-- Start --

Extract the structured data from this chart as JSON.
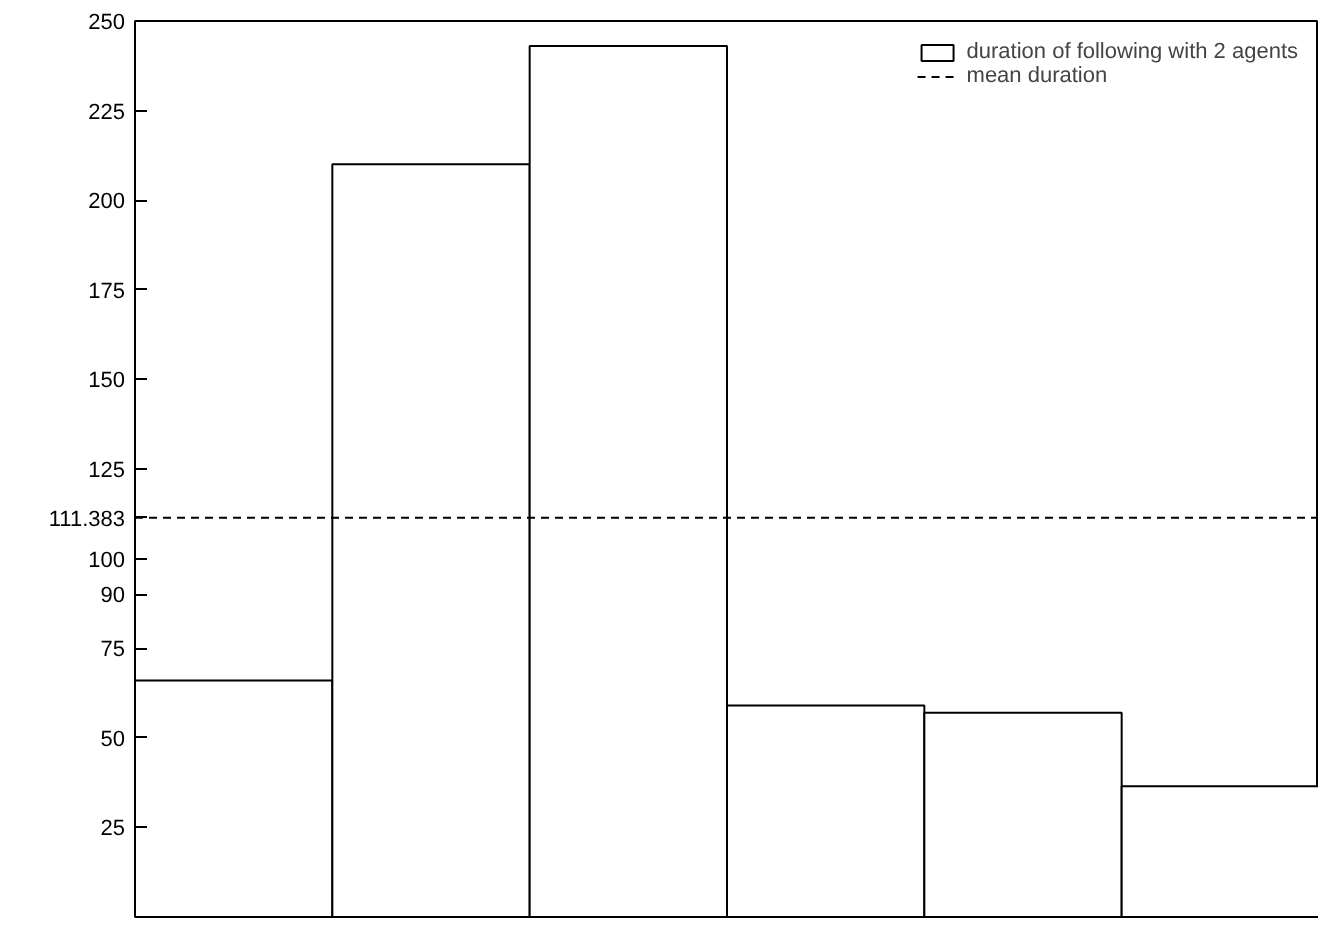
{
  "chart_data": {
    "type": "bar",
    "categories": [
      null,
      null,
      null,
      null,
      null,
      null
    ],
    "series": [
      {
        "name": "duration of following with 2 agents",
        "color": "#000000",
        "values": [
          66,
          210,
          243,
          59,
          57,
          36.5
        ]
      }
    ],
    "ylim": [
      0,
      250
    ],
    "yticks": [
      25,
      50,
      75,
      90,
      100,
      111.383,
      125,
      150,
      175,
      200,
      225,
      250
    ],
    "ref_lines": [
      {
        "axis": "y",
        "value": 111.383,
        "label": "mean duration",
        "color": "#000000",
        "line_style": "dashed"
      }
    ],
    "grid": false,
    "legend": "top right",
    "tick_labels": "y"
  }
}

-- End --
-- Start --

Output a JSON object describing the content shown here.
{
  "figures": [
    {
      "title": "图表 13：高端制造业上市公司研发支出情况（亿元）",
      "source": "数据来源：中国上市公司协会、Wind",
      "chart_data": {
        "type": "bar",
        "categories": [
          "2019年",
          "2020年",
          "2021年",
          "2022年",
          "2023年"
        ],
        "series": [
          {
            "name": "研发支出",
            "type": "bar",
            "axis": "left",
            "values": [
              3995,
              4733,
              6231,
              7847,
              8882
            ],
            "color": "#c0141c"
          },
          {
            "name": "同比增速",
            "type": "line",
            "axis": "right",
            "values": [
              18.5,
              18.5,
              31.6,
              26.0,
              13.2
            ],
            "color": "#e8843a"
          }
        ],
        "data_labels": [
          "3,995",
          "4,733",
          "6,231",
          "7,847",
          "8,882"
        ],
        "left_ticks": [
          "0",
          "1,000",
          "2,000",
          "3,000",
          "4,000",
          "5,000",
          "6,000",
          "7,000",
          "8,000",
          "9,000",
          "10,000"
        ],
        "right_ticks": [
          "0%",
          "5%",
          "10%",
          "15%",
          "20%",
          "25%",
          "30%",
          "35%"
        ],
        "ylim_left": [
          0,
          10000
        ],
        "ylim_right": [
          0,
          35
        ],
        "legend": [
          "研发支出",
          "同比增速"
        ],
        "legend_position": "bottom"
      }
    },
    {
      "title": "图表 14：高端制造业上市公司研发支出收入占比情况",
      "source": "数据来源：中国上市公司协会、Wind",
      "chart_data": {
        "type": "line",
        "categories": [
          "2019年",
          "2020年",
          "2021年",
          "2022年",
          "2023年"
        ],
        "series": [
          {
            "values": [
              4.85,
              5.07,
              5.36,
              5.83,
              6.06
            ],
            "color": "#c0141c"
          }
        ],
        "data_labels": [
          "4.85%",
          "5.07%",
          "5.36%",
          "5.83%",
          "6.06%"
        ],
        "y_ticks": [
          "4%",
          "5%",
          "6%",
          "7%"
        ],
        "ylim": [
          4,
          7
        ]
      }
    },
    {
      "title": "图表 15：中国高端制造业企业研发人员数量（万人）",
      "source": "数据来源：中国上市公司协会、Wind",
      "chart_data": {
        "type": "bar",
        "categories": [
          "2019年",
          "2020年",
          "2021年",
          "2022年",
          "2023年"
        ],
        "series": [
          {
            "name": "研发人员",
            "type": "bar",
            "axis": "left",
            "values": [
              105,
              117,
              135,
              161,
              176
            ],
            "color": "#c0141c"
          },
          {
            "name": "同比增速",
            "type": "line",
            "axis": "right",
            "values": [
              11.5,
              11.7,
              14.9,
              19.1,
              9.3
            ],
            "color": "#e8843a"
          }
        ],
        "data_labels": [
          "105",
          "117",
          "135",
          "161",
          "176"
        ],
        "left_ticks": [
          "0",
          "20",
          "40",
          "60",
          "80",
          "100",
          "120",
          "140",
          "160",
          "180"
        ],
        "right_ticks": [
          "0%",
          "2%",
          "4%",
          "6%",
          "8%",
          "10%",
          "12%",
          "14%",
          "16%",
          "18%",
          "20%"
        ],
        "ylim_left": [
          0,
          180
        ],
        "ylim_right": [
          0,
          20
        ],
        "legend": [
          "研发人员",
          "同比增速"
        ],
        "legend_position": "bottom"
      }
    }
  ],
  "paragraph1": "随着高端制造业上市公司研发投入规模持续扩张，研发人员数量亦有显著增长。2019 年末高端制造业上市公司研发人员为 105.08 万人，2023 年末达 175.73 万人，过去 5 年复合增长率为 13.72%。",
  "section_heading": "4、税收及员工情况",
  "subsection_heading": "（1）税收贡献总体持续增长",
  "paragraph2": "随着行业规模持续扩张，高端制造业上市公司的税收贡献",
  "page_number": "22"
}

-- End --

* [Written task] Give only the count of lines in which the string "JSON" appears.

* [Response below] 2